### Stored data
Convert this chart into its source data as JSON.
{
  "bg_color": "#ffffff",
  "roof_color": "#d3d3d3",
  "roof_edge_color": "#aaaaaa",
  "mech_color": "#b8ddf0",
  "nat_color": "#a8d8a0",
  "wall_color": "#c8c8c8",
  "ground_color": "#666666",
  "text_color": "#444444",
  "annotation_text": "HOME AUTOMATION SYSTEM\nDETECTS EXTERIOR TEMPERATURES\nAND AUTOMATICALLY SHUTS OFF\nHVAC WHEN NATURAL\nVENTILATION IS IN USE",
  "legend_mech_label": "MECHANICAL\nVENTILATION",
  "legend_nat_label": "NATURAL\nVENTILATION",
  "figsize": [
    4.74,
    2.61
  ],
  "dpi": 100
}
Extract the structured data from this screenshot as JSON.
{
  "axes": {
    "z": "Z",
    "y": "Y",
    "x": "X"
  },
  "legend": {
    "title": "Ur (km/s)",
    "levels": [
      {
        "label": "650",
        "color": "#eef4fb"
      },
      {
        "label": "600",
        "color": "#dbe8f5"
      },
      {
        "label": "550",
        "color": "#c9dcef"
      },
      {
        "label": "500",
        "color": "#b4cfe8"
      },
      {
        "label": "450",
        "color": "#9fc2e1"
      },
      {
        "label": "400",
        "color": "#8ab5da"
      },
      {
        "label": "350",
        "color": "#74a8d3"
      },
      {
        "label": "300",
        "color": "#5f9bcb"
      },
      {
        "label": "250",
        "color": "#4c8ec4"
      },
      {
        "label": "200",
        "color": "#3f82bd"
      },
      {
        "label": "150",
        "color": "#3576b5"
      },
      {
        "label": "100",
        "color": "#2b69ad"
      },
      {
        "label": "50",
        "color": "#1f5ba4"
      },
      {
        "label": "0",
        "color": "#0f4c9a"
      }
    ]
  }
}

### Your task
Retype the entries exactly, including every line.

### In response
Convert this chart into its source data as JSON.
{
  "bg_color": "#ffffff",
  "roof_color": "#d3d3d3",
  "roof_edge_color": "#aaaaaa",
  "mech_color": "#b8ddf0",
  "nat_color": "#a8d8a0",
  "wall_color": "#c8c8c8",
  "ground_color": "#666666",
  "text_color": "#444444",
  "annotation_text": "HOME AUTOMATION SYSTEM\nDETECTS EXTERIOR TEMPERATURES\nAND AUTOMATICALLY SHUTS OFF\nHVAC WHEN NATURAL\nVENTILATION IS IN USE",
  "legend_mech_label": "MECHANICAL\nVENTILATION",
  "legend_nat_label": "NATURAL\nVENTILATION",
  "figsize": [
    4.74,
    2.61
  ],
  "dpi": 100
}
Extract the structured data from this screenshot as JSON.
{
  "axes": {
    "z": "Z",
    "y": "Y",
    "x": "X"
  },
  "legend": {
    "title": "Ur (km/s)",
    "levels": [
      {
        "label": "650",
        "color": "#eef4fb"
      },
      {
        "label": "600",
        "color": "#dbe8f5"
      },
      {
        "label": "550",
        "color": "#c9dcef"
      },
      {
        "label": "500",
        "color": "#b4cfe8"
      },
      {
        "label": "450",
        "color": "#9fc2e1"
      },
      {
        "label": "400",
        "color": "#8ab5da"
      },
      {
        "label": "350",
        "color": "#74a8d3"
      },
      {
        "label": "300",
        "color": "#5f9bcb"
      },
      {
        "label": "250",
        "color": "#4c8ec4"
      },
      {
        "label": "200",
        "color": "#3f82bd"
      },
      {
        "label": "150",
        "color": "#3576b5"
      },
      {
        "label": "100",
        "color": "#2b69ad"
      },
      {
        "label": "50",
        "color": "#1f5ba4"
      },
      {
        "label": "0",
        "color": "#0f4c9a"
      }
    ]
  }
}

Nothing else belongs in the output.